Entries taken from a collection:
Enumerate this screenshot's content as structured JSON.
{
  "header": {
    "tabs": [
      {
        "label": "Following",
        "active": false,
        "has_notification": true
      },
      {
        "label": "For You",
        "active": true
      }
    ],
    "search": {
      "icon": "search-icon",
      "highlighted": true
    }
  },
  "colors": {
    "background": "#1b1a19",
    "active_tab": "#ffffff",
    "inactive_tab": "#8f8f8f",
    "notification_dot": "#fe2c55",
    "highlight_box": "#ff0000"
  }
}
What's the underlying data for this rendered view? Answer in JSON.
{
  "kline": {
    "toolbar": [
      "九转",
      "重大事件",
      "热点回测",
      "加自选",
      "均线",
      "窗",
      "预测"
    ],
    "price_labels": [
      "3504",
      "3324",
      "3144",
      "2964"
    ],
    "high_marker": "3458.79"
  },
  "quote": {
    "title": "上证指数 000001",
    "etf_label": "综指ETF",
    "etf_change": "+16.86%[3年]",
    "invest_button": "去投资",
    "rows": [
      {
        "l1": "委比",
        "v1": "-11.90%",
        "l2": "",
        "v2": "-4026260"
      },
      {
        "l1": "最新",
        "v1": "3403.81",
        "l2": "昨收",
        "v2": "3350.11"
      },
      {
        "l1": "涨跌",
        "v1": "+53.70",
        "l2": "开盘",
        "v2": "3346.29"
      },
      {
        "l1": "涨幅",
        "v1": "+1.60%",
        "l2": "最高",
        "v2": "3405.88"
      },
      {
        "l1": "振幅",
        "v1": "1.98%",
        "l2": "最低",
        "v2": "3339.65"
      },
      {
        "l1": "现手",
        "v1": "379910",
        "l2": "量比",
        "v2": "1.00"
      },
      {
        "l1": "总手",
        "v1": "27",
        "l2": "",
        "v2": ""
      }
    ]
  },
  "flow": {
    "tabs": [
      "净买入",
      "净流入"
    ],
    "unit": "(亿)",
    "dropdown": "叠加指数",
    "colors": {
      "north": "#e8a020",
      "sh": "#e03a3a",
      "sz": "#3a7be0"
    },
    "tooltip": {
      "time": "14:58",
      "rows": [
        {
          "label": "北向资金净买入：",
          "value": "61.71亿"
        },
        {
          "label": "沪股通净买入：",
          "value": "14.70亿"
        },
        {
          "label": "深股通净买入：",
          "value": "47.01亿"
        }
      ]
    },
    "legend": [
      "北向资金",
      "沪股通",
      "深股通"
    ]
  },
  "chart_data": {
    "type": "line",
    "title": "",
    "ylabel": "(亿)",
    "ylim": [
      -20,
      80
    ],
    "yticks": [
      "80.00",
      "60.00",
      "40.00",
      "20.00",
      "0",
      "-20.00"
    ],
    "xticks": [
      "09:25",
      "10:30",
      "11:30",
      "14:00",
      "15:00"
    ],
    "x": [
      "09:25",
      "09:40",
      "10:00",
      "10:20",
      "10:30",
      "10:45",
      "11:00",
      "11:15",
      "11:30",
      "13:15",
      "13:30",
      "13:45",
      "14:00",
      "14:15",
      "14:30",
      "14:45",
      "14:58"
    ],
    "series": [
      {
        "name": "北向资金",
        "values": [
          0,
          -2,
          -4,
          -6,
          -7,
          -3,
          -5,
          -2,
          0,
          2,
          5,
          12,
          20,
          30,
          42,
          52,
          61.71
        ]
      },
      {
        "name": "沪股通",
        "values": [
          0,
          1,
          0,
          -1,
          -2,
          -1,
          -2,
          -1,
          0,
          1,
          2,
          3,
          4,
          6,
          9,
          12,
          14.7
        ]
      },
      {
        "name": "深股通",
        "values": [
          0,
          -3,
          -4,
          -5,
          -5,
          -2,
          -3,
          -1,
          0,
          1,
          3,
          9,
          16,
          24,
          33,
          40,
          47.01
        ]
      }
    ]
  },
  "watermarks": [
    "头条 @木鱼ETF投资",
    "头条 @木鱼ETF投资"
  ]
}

Task objective = Within the listing above, find every line containing the string "JSON" and return it.

Exercise result =
Enumerate this screenshot's content as structured JSON.
What's the underlying data for this rendered view? Answer in JSON.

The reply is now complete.